Task directions: Without the images, write out all of the following entries exactly.

##### Stored data #####

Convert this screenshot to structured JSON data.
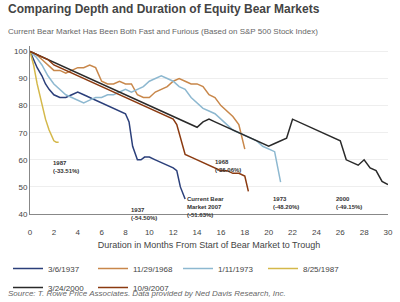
{
  "chart_data": {
    "type": "line",
    "title": "Comparing Depth and Duration of Equity Bear Markets",
    "subtitle": "Current Bear Market Has Been Both Fast and Furious (Based on S&P 500 Stock Index)",
    "xlabel": "Duration in Months From Start of Bear Market to Trough",
    "source": "Source: T. Rowe Price Associates. Data provided by Ned Davis Research, Inc.",
    "xlim": [
      0,
      30
    ],
    "ylim": [
      40,
      102
    ],
    "xticks": [
      0,
      2,
      4,
      6,
      8,
      10,
      12,
      14,
      16,
      18,
      20,
      22,
      24,
      26,
      28,
      30
    ],
    "yticks": [
      40,
      50,
      60,
      70,
      80,
      90,
      100
    ],
    "grid": "y",
    "legend": "bottom",
    "series": [
      {
        "name": "3/6/1937",
        "color": "#2B3F7A",
        "x": [
          0,
          0.3,
          0.6,
          1,
          1.3,
          1.6,
          2,
          2.5,
          3,
          3.5,
          4,
          4.5,
          5,
          5.5,
          6,
          6.5,
          7,
          7.5,
          8,
          8.3,
          8.6,
          9,
          9.3,
          9.6,
          10,
          10.5,
          11,
          11.5,
          12,
          12.3,
          12.6,
          13
        ],
        "values": [
          100,
          97,
          94,
          91,
          88,
          86,
          84,
          83,
          83,
          84,
          85,
          84,
          83,
          82,
          81,
          80,
          79,
          78,
          77,
          74,
          65,
          60,
          60,
          61,
          61,
          60,
          59,
          58,
          57,
          56,
          50,
          45.5
        ]
      },
      {
        "name": "11/29/1968",
        "color": "#C8874A",
        "x": [
          0,
          0.5,
          1,
          1.5,
          2,
          2.5,
          3,
          3.5,
          4,
          4.5,
          5,
          5.5,
          6,
          6.5,
          7,
          7.5,
          8,
          8.5,
          9,
          9.5,
          10,
          10.5,
          11,
          11.5,
          12,
          12.5,
          13,
          13.5,
          14,
          14.5,
          15,
          15.5,
          16,
          16.5,
          17,
          17.5,
          18
        ],
        "values": [
          100,
          99,
          97,
          95,
          93,
          93,
          92,
          93,
          94,
          94,
          95,
          94,
          89,
          88,
          88,
          89,
          88,
          88,
          84,
          83,
          83,
          85,
          86,
          87,
          89,
          90,
          89,
          88,
          88,
          87,
          84,
          83,
          80,
          78,
          76,
          73,
          63.94
        ]
      },
      {
        "name": "1/11/1973",
        "color": "#8DB8D0",
        "x": [
          0,
          0.5,
          1,
          1.5,
          2,
          2.5,
          3,
          3.5,
          4,
          4.5,
          5,
          5.5,
          6,
          6.5,
          7,
          7.5,
          8,
          8.5,
          9,
          9.5,
          10,
          10.5,
          11,
          11.5,
          12,
          12.5,
          13,
          13.5,
          14,
          14.5,
          15,
          15.5,
          16,
          16.5,
          17,
          17.5,
          18,
          18.5,
          19,
          19.5,
          20,
          20.5,
          21
        ],
        "values": [
          100,
          98,
          95,
          91,
          88,
          86,
          84,
          83,
          82,
          81,
          82,
          83,
          83,
          84,
          84,
          85,
          86,
          85,
          86,
          87,
          89,
          90,
          91,
          90,
          89,
          87,
          86,
          83,
          81,
          79,
          78,
          77,
          75,
          73,
          71,
          70,
          69,
          68,
          67,
          65,
          64,
          63,
          51.8
        ]
      },
      {
        "name": "8/25/1987",
        "color": "#D4B84A",
        "x": [
          0,
          0.3,
          0.6,
          1,
          1.3,
          1.6,
          2,
          2.2,
          2.4
        ],
        "values": [
          100,
          95,
          88,
          80,
          75,
          71,
          67,
          66.49,
          66.49
        ]
      },
      {
        "name": "3/24/2000",
        "color": "#2A2A2A",
        "x": [
          0,
          0.5,
          1,
          1.5,
          2,
          2.5,
          3,
          3.5,
          4,
          4.5,
          5,
          5.5,
          6,
          6.5,
          7,
          7.5,
          8,
          8.5,
          9,
          9.5,
          10,
          10.5,
          11,
          11.5,
          12,
          12.5,
          13,
          13.5,
          14,
          14.5,
          15,
          15.5,
          16,
          16.5,
          17,
          17.5,
          18,
          18.5,
          19,
          19.5,
          20,
          20.5,
          21,
          21.5,
          22,
          22.5,
          23,
          23.5,
          24,
          24.5,
          25,
          25.5,
          26,
          26.5,
          27,
          27.5,
          28,
          28.5,
          29,
          29.5,
          30
        ],
        "values": [
          100,
          99,
          98,
          97,
          96,
          95,
          94,
          93,
          92,
          91,
          90,
          89,
          88,
          87,
          86,
          85,
          84,
          83,
          82,
          81,
          80,
          79,
          78,
          77,
          76,
          75,
          74,
          73,
          72,
          74,
          75,
          74,
          73,
          72,
          71,
          70,
          69,
          68,
          67,
          66,
          65,
          66,
          67,
          68,
          75,
          74,
          73,
          72,
          71,
          70,
          69,
          68,
          67,
          60,
          59,
          58,
          60,
          57,
          56,
          52,
          50.85
        ]
      },
      {
        "name": "10/9/2007",
        "color": "#8B3A10",
        "x": [
          0,
          0.5,
          1,
          1.5,
          2,
          2.5,
          3,
          3.5,
          4,
          4.5,
          5,
          5.5,
          6,
          6.5,
          7,
          7.5,
          8,
          8.5,
          9,
          9.5,
          10,
          10.5,
          11,
          11.5,
          12,
          12.3,
          12.6,
          13,
          13.5,
          14,
          14.5,
          15,
          15.5,
          16,
          16.5,
          17,
          17.5,
          18,
          18.3
        ],
        "values": [
          100,
          99,
          98,
          97,
          95,
          94,
          93,
          92,
          91,
          90,
          89,
          88,
          87,
          86,
          85,
          84,
          83,
          82,
          81,
          80,
          79,
          78,
          77,
          76,
          75,
          73,
          68,
          62,
          61,
          60,
          59,
          58,
          57,
          56,
          56,
          55,
          55,
          54,
          48.37
        ]
      }
    ],
    "annotations": [
      {
        "text": "1987\n(-33.51%)",
        "x": 1.8,
        "y": 60.5
      },
      {
        "text": "1937\n(-54.50%)",
        "x": 8.3,
        "y": 43.5
      },
      {
        "text": "Current Bear\nMarket 2007\n(-51.63%)",
        "x": 13.0,
        "y": 47.5
      },
      {
        "text": "1968\n(-36.06%)",
        "x": 15.3,
        "y": 61.0
      },
      {
        "text": "1973\n(-48.20%)",
        "x": 20.2,
        "y": 47.5
      },
      {
        "text": "2000\n(-49.15%)",
        "x": 25.5,
        "y": 47.5
      }
    ]
  }
}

#####

The completed task:
Convert this screenshot to structured JSON data.
{
  "chart_data": {
    "type": "line",
    "title": "Comparing Depth and Duration of Equity Bear Markets",
    "subtitle": "Current Bear Market Has Been Both Fast and Furious (Based on S&P 500 Stock Index)",
    "xlabel": "Duration in Months From Start of Bear Market to Trough",
    "source": "Source: T. Rowe Price Associates. Data provided by Ned Davis Research, Inc.",
    "xlim": [
      0,
      30
    ],
    "ylim": [
      40,
      102
    ],
    "xticks": [
      0,
      2,
      4,
      6,
      8,
      10,
      12,
      14,
      16,
      18,
      20,
      22,
      24,
      26,
      28,
      30
    ],
    "yticks": [
      40,
      50,
      60,
      70,
      80,
      90,
      100
    ],
    "grid": "y",
    "legend": "bottom",
    "series": [
      {
        "name": "3/6/1937",
        "color": "#2B3F7A",
        "x": [
          0,
          0.3,
          0.6,
          1,
          1.3,
          1.6,
          2,
          2.5,
          3,
          3.5,
          4,
          4.5,
          5,
          5.5,
          6,
          6.5,
          7,
          7.5,
          8,
          8.3,
          8.6,
          9,
          9.3,
          9.6,
          10,
          10.5,
          11,
          11.5,
          12,
          12.3,
          12.6,
          13
        ],
        "values": [
          100,
          97,
          94,
          91,
          88,
          86,
          84,
          83,
          83,
          84,
          85,
          84,
          83,
          82,
          81,
          80,
          79,
          78,
          77,
          74,
          65,
          60,
          60,
          61,
          61,
          60,
          59,
          58,
          57,
          56,
          50,
          45.5
        ]
      },
      {
        "name": "11/29/1968",
        "color": "#C8874A",
        "x": [
          0,
          0.5,
          1,
          1.5,
          2,
          2.5,
          3,
          3.5,
          4,
          4.5,
          5,
          5.5,
          6,
          6.5,
          7,
          7.5,
          8,
          8.5,
          9,
          9.5,
          10,
          10.5,
          11,
          11.5,
          12,
          12.5,
          13,
          13.5,
          14,
          14.5,
          15,
          15.5,
          16,
          16.5,
          17,
          17.5,
          18
        ],
        "values": [
          100,
          99,
          97,
          95,
          93,
          93,
          92,
          93,
          94,
          94,
          95,
          94,
          89,
          88,
          88,
          89,
          88,
          88,
          84,
          83,
          83,
          85,
          86,
          87,
          89,
          90,
          89,
          88,
          88,
          87,
          84,
          83,
          80,
          78,
          76,
          73,
          63.94
        ]
      },
      {
        "name": "1/11/1973",
        "color": "#8DB8D0",
        "x": [
          0,
          0.5,
          1,
          1.5,
          2,
          2.5,
          3,
          3.5,
          4,
          4.5,
          5,
          5.5,
          6,
          6.5,
          7,
          7.5,
          8,
          8.5,
          9,
          9.5,
          10,
          10.5,
          11,
          11.5,
          12,
          12.5,
          13,
          13.5,
          14,
          14.5,
          15,
          15.5,
          16,
          16.5,
          17,
          17.5,
          18,
          18.5,
          19,
          19.5,
          20,
          20.5,
          21
        ],
        "values": [
          100,
          98,
          95,
          91,
          88,
          86,
          84,
          83,
          82,
          81,
          82,
          83,
          83,
          84,
          84,
          85,
          86,
          85,
          86,
          87,
          89,
          90,
          91,
          90,
          89,
          87,
          86,
          83,
          81,
          79,
          78,
          77,
          75,
          73,
          71,
          70,
          69,
          68,
          67,
          65,
          64,
          63,
          51.8
        ]
      },
      {
        "name": "8/25/1987",
        "color": "#D4B84A",
        "x": [
          0,
          0.3,
          0.6,
          1,
          1.3,
          1.6,
          2,
          2.2,
          2.4
        ],
        "values": [
          100,
          95,
          88,
          80,
          75,
          71,
          67,
          66.49,
          66.49
        ]
      },
      {
        "name": "3/24/2000",
        "color": "#2A2A2A",
        "x": [
          0,
          0.5,
          1,
          1.5,
          2,
          2.5,
          3,
          3.5,
          4,
          4.5,
          5,
          5.5,
          6,
          6.5,
          7,
          7.5,
          8,
          8.5,
          9,
          9.5,
          10,
          10.5,
          11,
          11.5,
          12,
          12.5,
          13,
          13.5,
          14,
          14.5,
          15,
          15.5,
          16,
          16.5,
          17,
          17.5,
          18,
          18.5,
          19,
          19.5,
          20,
          20.5,
          21,
          21.5,
          22,
          22.5,
          23,
          23.5,
          24,
          24.5,
          25,
          25.5,
          26,
          26.5,
          27,
          27.5,
          28,
          28.5,
          29,
          29.5,
          30
        ],
        "values": [
          100,
          99,
          98,
          97,
          96,
          95,
          94,
          93,
          92,
          91,
          90,
          89,
          88,
          87,
          86,
          85,
          84,
          83,
          82,
          81,
          80,
          79,
          78,
          77,
          76,
          75,
          74,
          73,
          72,
          74,
          75,
          74,
          73,
          72,
          71,
          70,
          69,
          68,
          67,
          66,
          65,
          66,
          67,
          68,
          75,
          74,
          73,
          72,
          71,
          70,
          69,
          68,
          67,
          60,
          59,
          58,
          60,
          57,
          56,
          52,
          50.85
        ]
      },
      {
        "name": "10/9/2007",
        "color": "#8B3A10",
        "x": [
          0,
          0.5,
          1,
          1.5,
          2,
          2.5,
          3,
          3.5,
          4,
          4.5,
          5,
          5.5,
          6,
          6.5,
          7,
          7.5,
          8,
          8.5,
          9,
          9.5,
          10,
          10.5,
          11,
          11.5,
          12,
          12.3,
          12.6,
          13,
          13.5,
          14,
          14.5,
          15,
          15.5,
          16,
          16.5,
          17,
          17.5,
          18,
          18.3
        ],
        "values": [
          100,
          99,
          98,
          97,
          95,
          94,
          93,
          92,
          91,
          90,
          89,
          88,
          87,
          86,
          85,
          84,
          83,
          82,
          81,
          80,
          79,
          78,
          77,
          76,
          75,
          73,
          68,
          62,
          61,
          60,
          59,
          58,
          57,
          56,
          56,
          55,
          55,
          54,
          48.37
        ]
      }
    ],
    "annotations": [
      {
        "text": "1987\n(-33.51%)",
        "x": 1.8,
        "y": 60.5
      },
      {
        "text": "1937\n(-54.50%)",
        "x": 8.3,
        "y": 43.5
      },
      {
        "text": "Current Bear\nMarket 2007\n(-51.63%)",
        "x": 13.0,
        "y": 47.5
      },
      {
        "text": "1968\n(-36.06%)",
        "x": 15.3,
        "y": 61.0
      },
      {
        "text": "1973\n(-48.20%)",
        "x": 20.2,
        "y": 47.5
      },
      {
        "text": "2000\n(-49.15%)",
        "x": 25.5,
        "y": 47.5
      }
    ]
  }
}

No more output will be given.